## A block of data
● ● ●
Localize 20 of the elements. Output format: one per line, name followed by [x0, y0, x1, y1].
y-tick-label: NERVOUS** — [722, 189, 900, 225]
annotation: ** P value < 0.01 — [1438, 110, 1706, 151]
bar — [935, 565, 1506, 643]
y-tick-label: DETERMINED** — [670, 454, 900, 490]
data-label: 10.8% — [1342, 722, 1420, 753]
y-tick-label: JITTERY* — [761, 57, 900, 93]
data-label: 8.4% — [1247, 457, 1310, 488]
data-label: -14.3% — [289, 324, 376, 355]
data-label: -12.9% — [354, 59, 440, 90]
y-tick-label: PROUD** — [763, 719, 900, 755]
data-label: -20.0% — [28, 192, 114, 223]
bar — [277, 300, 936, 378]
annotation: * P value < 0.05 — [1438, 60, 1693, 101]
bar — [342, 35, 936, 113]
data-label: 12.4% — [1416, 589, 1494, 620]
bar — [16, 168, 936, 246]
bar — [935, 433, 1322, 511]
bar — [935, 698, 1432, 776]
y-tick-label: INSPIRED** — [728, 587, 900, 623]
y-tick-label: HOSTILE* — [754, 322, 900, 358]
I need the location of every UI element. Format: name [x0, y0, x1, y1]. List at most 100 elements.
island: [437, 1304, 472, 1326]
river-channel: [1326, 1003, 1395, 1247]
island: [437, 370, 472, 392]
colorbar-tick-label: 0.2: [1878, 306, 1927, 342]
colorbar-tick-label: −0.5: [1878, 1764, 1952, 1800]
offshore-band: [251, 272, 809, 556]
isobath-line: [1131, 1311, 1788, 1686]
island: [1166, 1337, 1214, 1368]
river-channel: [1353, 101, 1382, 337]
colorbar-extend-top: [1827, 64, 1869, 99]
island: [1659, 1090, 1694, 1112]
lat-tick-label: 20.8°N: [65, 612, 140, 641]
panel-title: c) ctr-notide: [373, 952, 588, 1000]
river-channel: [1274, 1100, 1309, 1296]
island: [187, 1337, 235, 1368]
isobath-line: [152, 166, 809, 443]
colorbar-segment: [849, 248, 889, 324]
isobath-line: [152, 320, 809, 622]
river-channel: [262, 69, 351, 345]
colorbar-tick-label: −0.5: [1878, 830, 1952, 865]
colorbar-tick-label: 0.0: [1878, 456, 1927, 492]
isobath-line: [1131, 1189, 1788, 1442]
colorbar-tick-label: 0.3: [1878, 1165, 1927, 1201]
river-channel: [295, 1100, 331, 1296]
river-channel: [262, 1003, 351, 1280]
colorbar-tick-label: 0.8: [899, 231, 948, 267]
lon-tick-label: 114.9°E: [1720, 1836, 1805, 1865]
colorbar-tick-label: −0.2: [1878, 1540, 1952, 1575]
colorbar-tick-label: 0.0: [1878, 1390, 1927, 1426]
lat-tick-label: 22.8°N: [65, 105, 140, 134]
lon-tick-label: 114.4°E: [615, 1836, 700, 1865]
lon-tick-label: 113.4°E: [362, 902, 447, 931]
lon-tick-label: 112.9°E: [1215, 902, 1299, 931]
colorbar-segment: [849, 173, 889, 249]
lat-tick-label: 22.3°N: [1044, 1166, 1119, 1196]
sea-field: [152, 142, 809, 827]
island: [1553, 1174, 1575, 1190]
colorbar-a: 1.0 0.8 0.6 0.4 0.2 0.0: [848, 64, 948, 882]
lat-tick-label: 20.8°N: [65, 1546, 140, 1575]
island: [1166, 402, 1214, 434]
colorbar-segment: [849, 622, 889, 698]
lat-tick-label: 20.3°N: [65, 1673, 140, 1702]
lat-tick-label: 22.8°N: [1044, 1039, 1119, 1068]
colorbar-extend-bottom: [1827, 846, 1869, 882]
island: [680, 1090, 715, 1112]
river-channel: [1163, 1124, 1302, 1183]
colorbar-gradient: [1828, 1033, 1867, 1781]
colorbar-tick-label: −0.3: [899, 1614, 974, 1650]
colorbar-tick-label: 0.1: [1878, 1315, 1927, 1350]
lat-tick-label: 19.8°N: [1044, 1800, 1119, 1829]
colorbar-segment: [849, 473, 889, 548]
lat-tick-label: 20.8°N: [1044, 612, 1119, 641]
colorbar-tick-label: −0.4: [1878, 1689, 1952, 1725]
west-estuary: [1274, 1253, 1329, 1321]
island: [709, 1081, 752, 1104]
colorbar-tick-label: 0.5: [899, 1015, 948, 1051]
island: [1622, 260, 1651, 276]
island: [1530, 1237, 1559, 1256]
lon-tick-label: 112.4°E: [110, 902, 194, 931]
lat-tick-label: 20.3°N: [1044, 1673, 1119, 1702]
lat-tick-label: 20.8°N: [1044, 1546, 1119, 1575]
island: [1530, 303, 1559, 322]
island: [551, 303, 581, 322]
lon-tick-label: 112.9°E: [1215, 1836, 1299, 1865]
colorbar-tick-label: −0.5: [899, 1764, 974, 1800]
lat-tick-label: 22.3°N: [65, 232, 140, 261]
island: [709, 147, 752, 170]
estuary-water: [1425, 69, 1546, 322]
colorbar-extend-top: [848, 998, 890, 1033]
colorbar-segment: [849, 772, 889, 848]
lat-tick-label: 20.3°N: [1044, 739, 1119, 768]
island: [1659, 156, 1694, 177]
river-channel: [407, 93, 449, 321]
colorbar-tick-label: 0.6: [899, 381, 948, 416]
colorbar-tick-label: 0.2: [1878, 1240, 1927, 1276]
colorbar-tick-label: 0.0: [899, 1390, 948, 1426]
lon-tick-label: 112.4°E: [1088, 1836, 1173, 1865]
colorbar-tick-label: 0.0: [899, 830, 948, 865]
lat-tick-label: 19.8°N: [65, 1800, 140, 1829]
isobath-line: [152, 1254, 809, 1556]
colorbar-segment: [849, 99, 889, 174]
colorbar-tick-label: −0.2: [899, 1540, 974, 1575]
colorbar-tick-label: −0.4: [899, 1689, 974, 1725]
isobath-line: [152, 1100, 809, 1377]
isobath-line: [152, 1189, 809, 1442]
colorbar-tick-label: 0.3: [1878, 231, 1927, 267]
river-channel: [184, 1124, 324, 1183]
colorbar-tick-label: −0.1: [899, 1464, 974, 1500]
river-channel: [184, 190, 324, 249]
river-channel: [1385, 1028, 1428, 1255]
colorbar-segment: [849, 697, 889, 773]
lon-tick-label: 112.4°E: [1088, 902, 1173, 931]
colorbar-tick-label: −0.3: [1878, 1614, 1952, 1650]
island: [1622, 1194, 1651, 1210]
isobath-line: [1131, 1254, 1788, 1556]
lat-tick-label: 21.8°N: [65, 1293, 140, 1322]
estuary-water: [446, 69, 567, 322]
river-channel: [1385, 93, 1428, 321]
● ● ●
Copy every line of the block of data above without changing anything.

## Expected answer
Localize 20 of the elements. Output format: one per line, name followed by [x0, y0, x1, y1].
y-tick-label: NERVOUS** — [722, 189, 900, 225]
annotation: ** P value < 0.01 — [1438, 110, 1706, 151]
bar — [935, 565, 1506, 643]
y-tick-label: DETERMINED** — [670, 454, 900, 490]
data-label: 10.8% — [1342, 722, 1420, 753]
y-tick-label: JITTERY* — [761, 57, 900, 93]
data-label: 8.4% — [1247, 457, 1310, 488]
data-label: -14.3% — [289, 324, 376, 355]
data-label: -12.9% — [354, 59, 440, 90]
y-tick-label: PROUD** — [763, 719, 900, 755]
data-label: -20.0% — [28, 192, 114, 223]
bar — [277, 300, 936, 378]
annotation: * P value < 0.05 — [1438, 60, 1693, 101]
bar — [342, 35, 936, 113]
data-label: 12.4% — [1416, 589, 1494, 620]
bar — [16, 168, 936, 246]
bar — [935, 433, 1322, 511]
bar — [935, 698, 1432, 776]
y-tick-label: INSPIRED** — [728, 587, 900, 623]
y-tick-label: HOSTILE* — [754, 322, 900, 358]
I need the location of every UI element. Format: name [x0, y0, x1, y1]. List at most 100 elements.
island: [437, 1304, 472, 1326]
river-channel: [1326, 1003, 1395, 1247]
island: [437, 370, 472, 392]
colorbar-tick-label: 0.2: [1878, 306, 1927, 342]
colorbar-tick-label: −0.5: [1878, 1764, 1952, 1800]
offshore-band: [251, 272, 809, 556]
isobath-line: [1131, 1311, 1788, 1686]
island: [1166, 1337, 1214, 1368]
river-channel: [1353, 101, 1382, 337]
colorbar-extend-top: [1827, 64, 1869, 99]
island: [1659, 1090, 1694, 1112]
lat-tick-label: 20.8°N: [65, 612, 140, 641]
panel-title: c) ctr-notide: [373, 952, 588, 1000]
river-channel: [1274, 1100, 1309, 1296]
island: [187, 1337, 235, 1368]
isobath-line: [152, 166, 809, 443]
colorbar-segment: [849, 248, 889, 324]
isobath-line: [152, 320, 809, 622]
river-channel: [262, 69, 351, 345]
colorbar-tick-label: −0.5: [1878, 830, 1952, 865]
colorbar-tick-label: 0.0: [1878, 456, 1927, 492]
isobath-line: [1131, 1189, 1788, 1442]
colorbar-tick-label: 0.3: [1878, 1165, 1927, 1201]
river-channel: [295, 1100, 331, 1296]
river-channel: [262, 1003, 351, 1280]
colorbar-tick-label: 0.8: [899, 231, 948, 267]
lon-tick-label: 114.9°E: [1720, 1836, 1805, 1865]
colorbar-tick-label: −0.2: [1878, 1540, 1952, 1575]
colorbar-tick-label: 0.0: [1878, 1390, 1927, 1426]
lat-tick-label: 22.8°N: [65, 105, 140, 134]
lon-tick-label: 114.4°E: [615, 1836, 700, 1865]
lon-tick-label: 113.4°E: [362, 902, 447, 931]
lon-tick-label: 112.9°E: [1215, 902, 1299, 931]
colorbar-segment: [849, 173, 889, 249]
lat-tick-label: 22.3°N: [1044, 1166, 1119, 1196]
sea-field: [152, 142, 809, 827]
island: [1553, 1174, 1575, 1190]
colorbar-a: 1.0 0.8 0.6 0.4 0.2 0.0: [848, 64, 948, 882]
lat-tick-label: 20.8°N: [65, 1546, 140, 1575]
island: [1166, 402, 1214, 434]
colorbar-segment: [849, 622, 889, 698]
lat-tick-label: 20.3°N: [65, 1673, 140, 1702]
lat-tick-label: 22.8°N: [1044, 1039, 1119, 1068]
colorbar-extend-bottom: [1827, 846, 1869, 882]
island: [680, 1090, 715, 1112]
river-channel: [1163, 1124, 1302, 1183]
colorbar-gradient: [1828, 1033, 1867, 1781]
colorbar-tick-label: −0.3: [899, 1614, 974, 1650]
colorbar-tick-label: 0.1: [1878, 1315, 1927, 1350]
lat-tick-label: 19.8°N: [1044, 1800, 1119, 1829]
colorbar-segment: [849, 473, 889, 548]
lat-tick-label: 20.8°N: [1044, 612, 1119, 641]
colorbar-tick-label: −0.4: [1878, 1689, 1952, 1725]
west-estuary: [1274, 1253, 1329, 1321]
island: [709, 1081, 752, 1104]
colorbar-tick-label: 0.5: [899, 1015, 948, 1051]
island: [1622, 260, 1651, 276]
island: [1530, 1237, 1559, 1256]
lon-tick-label: 112.4°E: [110, 902, 194, 931]
lat-tick-label: 20.3°N: [1044, 1673, 1119, 1702]
lat-tick-label: 20.8°N: [1044, 1546, 1119, 1575]
island: [1530, 303, 1559, 322]
island: [551, 303, 581, 322]
lon-tick-label: 112.9°E: [1215, 1836, 1299, 1865]
colorbar-tick-label: −0.5: [899, 1764, 974, 1800]
lat-tick-label: 22.3°N: [65, 232, 140, 261]
island: [709, 147, 752, 170]
estuary-water: [1425, 69, 1546, 322]
colorbar-extend-top: [848, 998, 890, 1033]
colorbar-segment: [849, 772, 889, 848]
lat-tick-label: 20.3°N: [1044, 739, 1119, 768]
island: [1659, 156, 1694, 177]
river-channel: [407, 93, 449, 321]
colorbar-tick-label: 0.6: [899, 381, 948, 416]
colorbar-tick-label: 0.2: [1878, 1240, 1927, 1276]
colorbar-tick-label: 0.0: [899, 1390, 948, 1426]
lon-tick-label: 112.4°E: [1088, 1836, 1173, 1865]
colorbar-tick-label: 0.0: [899, 830, 948, 865]
lat-tick-label: 19.8°N: [65, 1800, 140, 1829]
isobath-line: [152, 1254, 809, 1556]
colorbar-segment: [849, 99, 889, 174]
colorbar-tick-label: −0.2: [899, 1540, 974, 1575]
colorbar-tick-label: −0.4: [899, 1689, 974, 1725]
isobath-line: [152, 1100, 809, 1377]
isobath-line: [152, 1189, 809, 1442]
colorbar-tick-label: 0.3: [1878, 231, 1927, 267]
river-channel: [184, 1124, 324, 1183]
colorbar-tick-label: −0.1: [899, 1464, 974, 1500]
river-channel: [184, 190, 324, 249]
river-channel: [1385, 1028, 1428, 1255]
colorbar-segment: [849, 697, 889, 773]
lon-tick-label: 112.4°E: [1088, 902, 1173, 931]
colorbar-tick-label: −0.3: [1878, 1614, 1952, 1650]
island: [1622, 1194, 1651, 1210]
isobath-line: [1131, 1254, 1788, 1556]
lat-tick-label: 21.8°N: [65, 1293, 140, 1322]
estuary-water: [446, 69, 567, 322]
river-channel: [1385, 93, 1428, 321]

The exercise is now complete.